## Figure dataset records

%%

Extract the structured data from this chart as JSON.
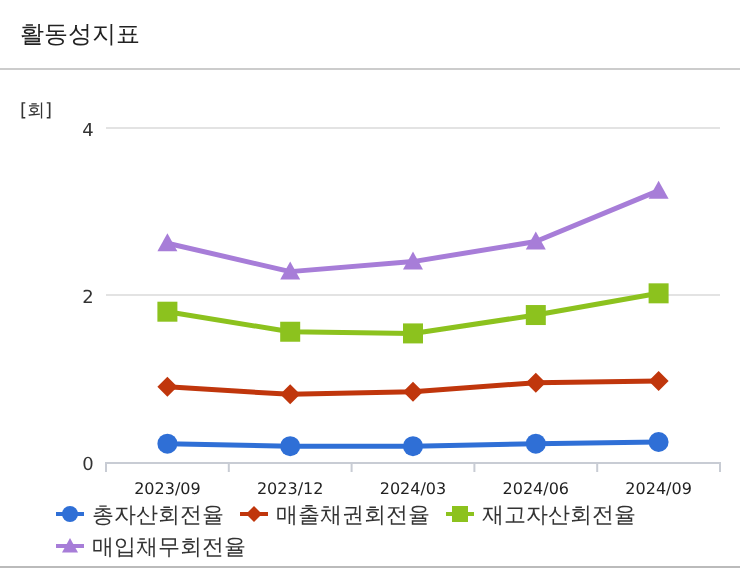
{
  "chart_data": {
    "type": "line",
    "title": "활동성지표",
    "ylabel": "[회]",
    "categories": [
      "2023/09",
      "2023/12",
      "2024/03",
      "2024/06",
      "2024/09"
    ],
    "series": [
      {
        "name": "총자산회전율",
        "color": "#2f6fd6",
        "marker": "circle",
        "values": [
          0.22,
          0.19,
          0.19,
          0.22,
          0.24
        ]
      },
      {
        "name": "매출채권회전율",
        "color": "#c0360c",
        "marker": "diamond",
        "values": [
          0.9,
          0.81,
          0.84,
          0.95,
          0.97
        ]
      },
      {
        "name": "재고자산회전율",
        "color": "#8cc21e",
        "marker": "square",
        "values": [
          1.8,
          1.56,
          1.54,
          1.76,
          2.02
        ]
      },
      {
        "name": "매입채무회전율",
        "color": "#a77dd8",
        "marker": "triangle",
        "values": [
          2.62,
          2.28,
          2.4,
          2.64,
          3.25
        ]
      }
    ],
    "ylim": [
      0,
      4
    ],
    "yticks": [
      0,
      2,
      4
    ],
    "grid": "y",
    "legend": "bottom",
    "line_style": "solid"
  }
}
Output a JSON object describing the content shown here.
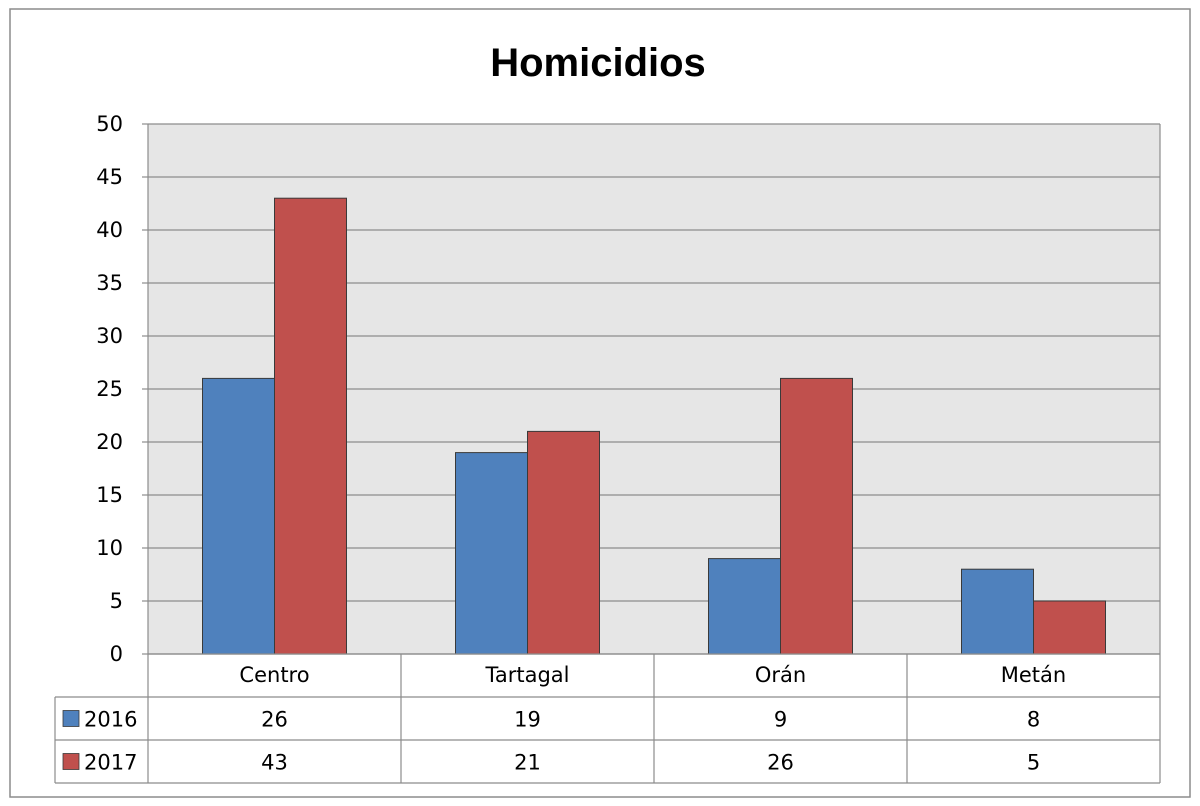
{
  "chart_data": {
    "type": "bar",
    "title": "Homicidios",
    "xlabel": "",
    "ylabel": "",
    "categories": [
      "Centro",
      "Tartagal",
      "Orán",
      "Metán"
    ],
    "series": [
      {
        "name": "2016",
        "values": [
          26,
          19,
          9,
          8
        ],
        "color": "#4F81BD"
      },
      {
        "name": "2017",
        "values": [
          43,
          21,
          26,
          5
        ],
        "color": "#C0504D"
      }
    ],
    "ylim": [
      0,
      50
    ],
    "yticks": [
      0,
      5,
      10,
      15,
      20,
      25,
      30,
      35,
      40,
      45,
      50
    ],
    "grid": true,
    "legend": "data-table-below",
    "colors": {
      "plot_background": "#E6E6E6",
      "gridline": "#8C8C8C",
      "border": "#8C8C8C"
    }
  }
}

%%

## EXERCISE
Pull out every line of the records above that contains the word "legend".

## THE ANSWER
    "legend": "bottom",
    "legend": "data-table-below",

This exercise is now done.